── Seitentext ──

Auch das Potenzialwachstum dürfte in den nächsten fünf Jahren niedriger ausfallen. Dies hat damit zu tun, dass das neue geopolitische Umfeld für weniger internationale Zusammenarbeit bei technologischen Innovationen sorgt. Zudem führt dies zu einer verminderten Mobilität von Arbeitskräften und somit geringeren Produktivitätssteigerungen.

Auswirkung 4: Der US-Dollar erreicht Zenit

Im Hinblick auf die Währungen, dürfte der US-Dollar unterstützt bleiben, solange die Ausrichtung der US-Notenbank (Fed) restriktiv ausfällt. Damit die Abwertung des Euros die importierte Inflation nicht zusätzlich anheizt, muss die Europäische Zentralbank trotz drohender Rezession mit der Fed Schritt halten. Ferner dürfte die anhaltende USD-Stärke für Kapitalabflüsse aus den Schwellenländern sorgen.

Der reale handelsgewichtete US-Dollar notiert bereits auf seinem höchsten Stand seit 1985. Damit ist durchaus zu erwarten, dass der Dollar seinen Zenit erreicht und gegen Ende 2023 leicht nachgeben könnte. Wahrscheinlich wären dazu jedoch Signale der Fed, dass sie ihre Straffungen beendet, und Anzeichen einer Konjunkturerholung ausserhalb der USA erforderlich.

───
── Daten ──

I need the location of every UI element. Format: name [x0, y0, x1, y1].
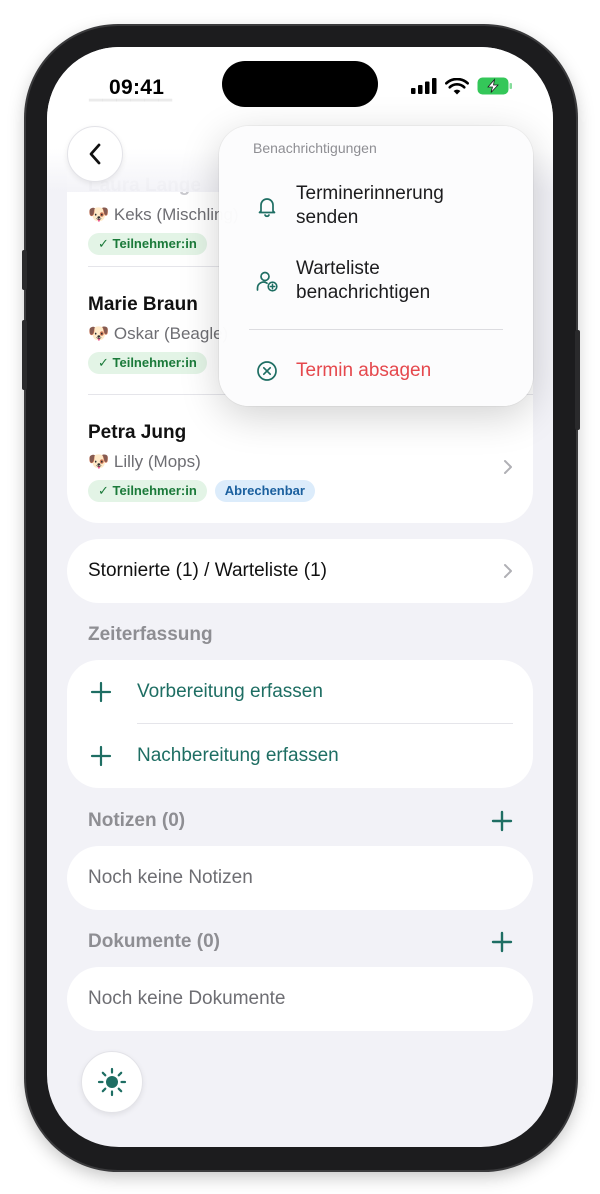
battery-charging-icon: [477, 77, 512, 95]
notifications-menu: Benachrichtigungen Terminerinnerung send…: [219, 126, 533, 406]
participant-pet: 🐶 Lilly (Mops): [88, 452, 201, 471]
notes-title: Notizen (0): [88, 810, 186, 831]
menu-item-send-reminder[interactable]: Terminerinnerung senden: [219, 180, 533, 236]
menu-item-cancel-appointment[interactable]: Termin absagen: [219, 351, 533, 391]
status-time: 09:41: [109, 76, 165, 99]
sun-icon: [97, 1067, 127, 1097]
participant-badges: ✓ Teilnehmer:in Abrechenbar: [88, 480, 315, 502]
chevron-right-icon: [504, 460, 512, 474]
documents-card: Noch keine Dokumente: [67, 967, 533, 1031]
participant-row[interactable]: Petra Jung 🐶 Lilly (Mops) ✓ Teilnehmer:i…: [88, 422, 315, 502]
menu-label-line2: benachrichtigen: [296, 282, 431, 303]
documents-title: Dokumente (0): [88, 931, 220, 952]
back-button[interactable]: [67, 126, 123, 182]
plus-icon: [90, 681, 112, 703]
menu-header: Benachrichtigungen: [253, 140, 377, 156]
documents-empty-text: Noch keine Dokumente: [88, 988, 286, 1009]
billable-badge: Abrechenbar: [214, 480, 315, 502]
screen: ▁▁▁▁▁▁ 09:41 Laura Lange 🐶 Keks (M: [47, 47, 553, 1147]
status-badge: ✓ Teilnehmer:in: [88, 480, 207, 502]
cancelled-waitlist-row[interactable]: Stornierte (1) / Warteliste (1): [67, 539, 533, 603]
chevron-right-icon: [504, 564, 512, 578]
menu-divider: [249, 329, 503, 330]
theme-toggle-button[interactable]: [81, 1051, 143, 1113]
chevron-left-icon: [89, 143, 101, 165]
add-preparation-button[interactable]: Vorbereitung erfassen: [137, 681, 323, 703]
menu-label-line2: senden: [296, 207, 359, 228]
menu-label-cancel: Termin absagen: [296, 360, 432, 381]
participant-pet: 🐶 Keks (Mischling): [88, 205, 239, 224]
row-divider: [137, 723, 513, 724]
person-add-icon: [256, 271, 278, 292]
add-document-plus-icon[interactable]: [491, 931, 513, 953]
add-note-plus-icon[interactable]: [491, 810, 513, 832]
wifi-icon: [445, 77, 469, 94]
participant-badges: ✓ Teilnehmer:in: [88, 233, 239, 255]
participant-name: Marie Braun: [88, 294, 198, 315]
dynamic-island: [222, 61, 378, 107]
menu-item-notify-waitlist[interactable]: Warteliste benachrichtigen: [219, 255, 533, 311]
notes-card: Noch keine Notizen: [67, 846, 533, 910]
cancelled-waitlist-label: Stornierte (1) / Warteliste (1): [88, 560, 327, 581]
status-icons: [411, 77, 513, 95]
menu-label-line1: Warteliste: [296, 258, 380, 279]
bell-icon: [258, 198, 276, 218]
signal-icon: [411, 78, 437, 94]
notes-empty-text: Noch keine Notizen: [88, 867, 253, 888]
volume-up-button: [22, 320, 27, 390]
participant-badges: ✓ Teilnehmer:in: [88, 352, 228, 374]
x-circle-icon: [257, 361, 277, 381]
participant-name: Petra Jung: [88, 422, 187, 443]
add-followup-button[interactable]: Nachbereitung erfassen: [137, 745, 339, 767]
plus-icon: [90, 745, 112, 767]
side-button: [22, 250, 27, 290]
participant-pet: 🐶 Oskar (Beagle): [88, 324, 229, 343]
participant-row[interactable]: Marie Braun 🐶 Oskar (Beagle) ✓ Teilnehme…: [88, 294, 228, 374]
menu-label-line1: Terminerinnerung: [296, 183, 444, 204]
status-badge: ✓ Teilnehmer:in: [88, 352, 207, 374]
status-badge: ✓ Teilnehmer:in: [88, 233, 207, 255]
power-button: [575, 330, 580, 430]
time-tracking-card: Vorbereitung erfassen Nachbereitung erfa…: [67, 660, 533, 788]
time-tracking-title: Zeiterfassung: [88, 624, 213, 645]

───

## [Aufgaben]
[1] Beantworten Sie anhand des Seitentextes:
(a) Für welchen Zeitraum wird ein niedrigeres Potenzialwachstum erwartet?
(b) Wofür dürfte die anhaltende USD-Stärke sorgen?
(c) Seit welchem Jahr notiert der reale handelsgewichtete US-Dollar nicht mehr so hoch wie jetzt?
[2] Schreiben Sie aus dem Seitentext wortgetreu ab, beginnend mit "Im Hinblick auf" und weiter bis einschliesslich "der USA erforderlich.".
[3] Warum muss die Europäische Zentralbank laut Seitentext trotz drohender Rezession mit der Fed Schritt halten? Antworten Sie in ein bis drei Sätzen.
Die Daten sind eigenständiges Material und gehören nicht zum Seitentext.

## [Erwartete Antworten]
[1]
(a) Für die nächsten fünf Jahre.
(b) Für Kapitalabflüsse aus den Schwellenländern.
(c) Seit 1985.

[2]
Im Hinblick auf die Währungen, dürfte der US-Dollar unterstützt bleiben, solange die Ausrichtung der US-Notenbank (Fed) restriktiv ausfällt. Damit die Abwertung des Euros die importierte Inflation nicht zusätzlich anheizt, muss die Europäische Zentralbank trotz drohender Rezession mit der Fed Schritt halten. Ferner dürfte die anhaltende USD-Stärke für Kapitalabflüsse aus den Schwellenländern sorgen.

Der reale handelsgewichtete US-Dollar notiert bereits auf seinem höchsten Stand seit 1985. Damit ist durchaus zu erwarten, dass der Dollar seinen Zenit erreicht und gegen Ende 2023 leicht nachgeben könnte. Wahrscheinlich wären dazu jedoch Signale der Fed, dass sie ihre Straffungen beendet, und Anzeichen einer Konjunkturerholung ausserhalb der USA erforderlich.

[3] Die Europäische Zentralbank muss mit der Fed Schritt halten, damit die Abwertung des Euros die importierte Inflation nicht zusätzlich anheizt.